AIM OF THE TASK:
When the string "repr" is part of a line below, that line should be copied.

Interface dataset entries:
╔══

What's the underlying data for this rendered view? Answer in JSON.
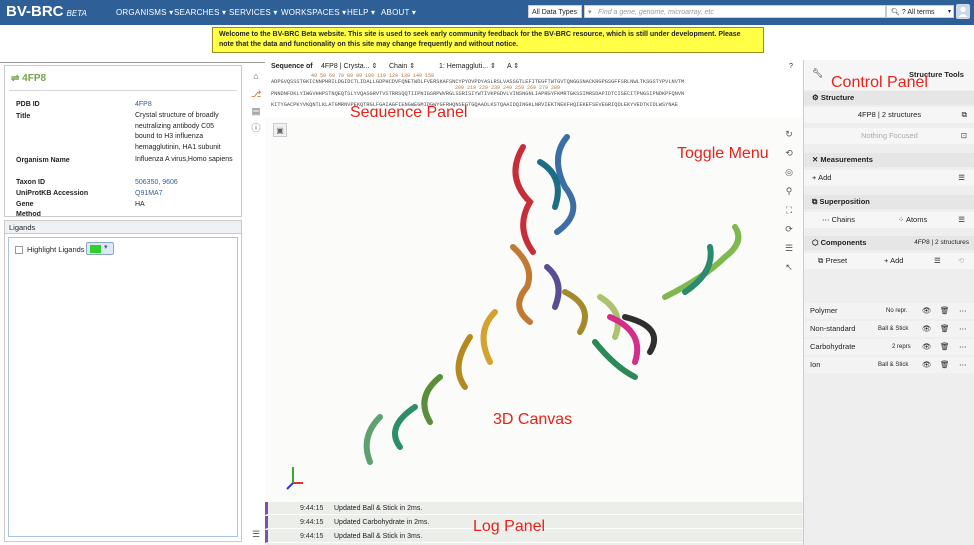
{
  "topnav": {
    "brand": "BV-BRC",
    "brand_tag": "BETA",
    "menu": [
      "ORGANISMS",
      "SEARCHES",
      "SERVICES",
      "WORKSPACES",
      "HELP",
      "ABOUT"
    ],
    "data_type": "All Data Types",
    "search_placeholder": "Find a gene, genome, microarray, etc",
    "search_scope": "All terms"
  },
  "banner": "Welcome to the BV-BRC Beta website. This site is used to seek early community feedback for the BV-BRC resource, which is still under development. Please note that the data and functionality on this site may change frequently and without notice.",
  "protein": {
    "title": "4FP8",
    "fields": [
      {
        "label": "PDB ID",
        "value": "4FP8"
      },
      {
        "label": "Title",
        "value": "Crystal structure of broadly neutralizing antibody C05 bound to H3 influenza hemagglutinin, HA1 subunit"
      },
      {
        "label": "Organism Name",
        "value": "Influenza A virus,Homo sapiens"
      },
      {
        "label": "Taxon ID",
        "value": "506350, 9606"
      },
      {
        "label": "UniProtKB Accession",
        "value": "Q91MA7"
      },
      {
        "label": "Gene",
        "value": "HA"
      },
      {
        "label": "Method",
        "value": ""
      }
    ]
  },
  "ligands": {
    "header": "Ligands",
    "highlight_label": "Highlight Ligands",
    "swatch_color": "#2fd12f"
  },
  "sequence": {
    "label": "Sequence of",
    "structure": "4FP8 | Crysta...",
    "mode": "Chain",
    "chain": "1: Hemaggluti...",
    "entity": "A",
    "line1": "ADPGVQSSSTGKICNNPHRILDGIDCTLIDALLGDPHCDVFQNETWDLFVERSKAFSNCYPYDVPDYASLRSLVASSGTLEFITEGFTWTGVTQNGGSNACKRGPGSGFFSRLNWLTKSGSTYPVLNVTM",
    "line2": "PNNDNFDKLYIWGVHHPSTNQEQTSLYVQASGRVTVSTRRSQQTIIPNIGSRPWVRGLSSRISIYWTIVKPGDVLVINSNGNLIAPRGYFKMRTGKSSIMRSDAPIDTCISECITPNGSIPNDKPFQNVN",
    "line3": "KITYGACPKYVKQNTLKLATGMRNVPEKQTRGLFGAIAGFIENGWEGMIDGWYGFRHQNSEGTGQAADLKSTQAAIDQINGKLNRVIEKTNEKFHQIEKEFSEVEGRIQDLEKYVEDTKIDLWSYNAE",
    "nums1": "49        59        69        79        89        99        109       119       129       139       149       159",
    "nums2": "209       219       229       239       249       259       269       279       289"
  },
  "log": [
    {
      "time": "9:44:15",
      "message": "Updated Ball & Stick in 2ms."
    },
    {
      "time": "9:44:15",
      "message": "Updated Carbohydrate in 2ms."
    },
    {
      "time": "9:44:15",
      "message": "Updated Ball & Stick in 3ms."
    }
  ],
  "right": {
    "tools_title": "Structure Tools",
    "structure_header": "Structure",
    "structure_value": "4FP8 | 2 structures",
    "focus": "Nothing Focused",
    "measurements_header": "Measurements",
    "add": "Add",
    "superposition_header": "Superposition",
    "chains": "Chains",
    "atoms": "Atoms",
    "components_header": "Components",
    "components_count": "4FP8 | 2 structures",
    "preset": "Preset",
    "add2": "Add",
    "components": [
      {
        "name": "Polymer",
        "repr": "No repr."
      },
      {
        "name": "Non-standard",
        "repr": "Ball & Stick"
      },
      {
        "name": "Carbohydrate",
        "repr": "2 reprs"
      },
      {
        "name": "Ion",
        "repr": "Ball & Stick"
      }
    ]
  },
  "annotations": {
    "control": "Control Panel",
    "sequence": "Sequence Panel",
    "toggle": "Toggle Menu",
    "canvas": "3D Canvas",
    "log": "Log Panel"
  },
  "colors": {
    "nav": "#2e5f97",
    "banner": "#ffff45",
    "annotation": "#e8221a",
    "title_green": "#77a54b"
  }
}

╚══

EXERCISE RESULT:
        "repr": "No repr."
        "repr": "Ball & Stick"
        "repr": "2 reprs"
        "repr": "Ball & Stick"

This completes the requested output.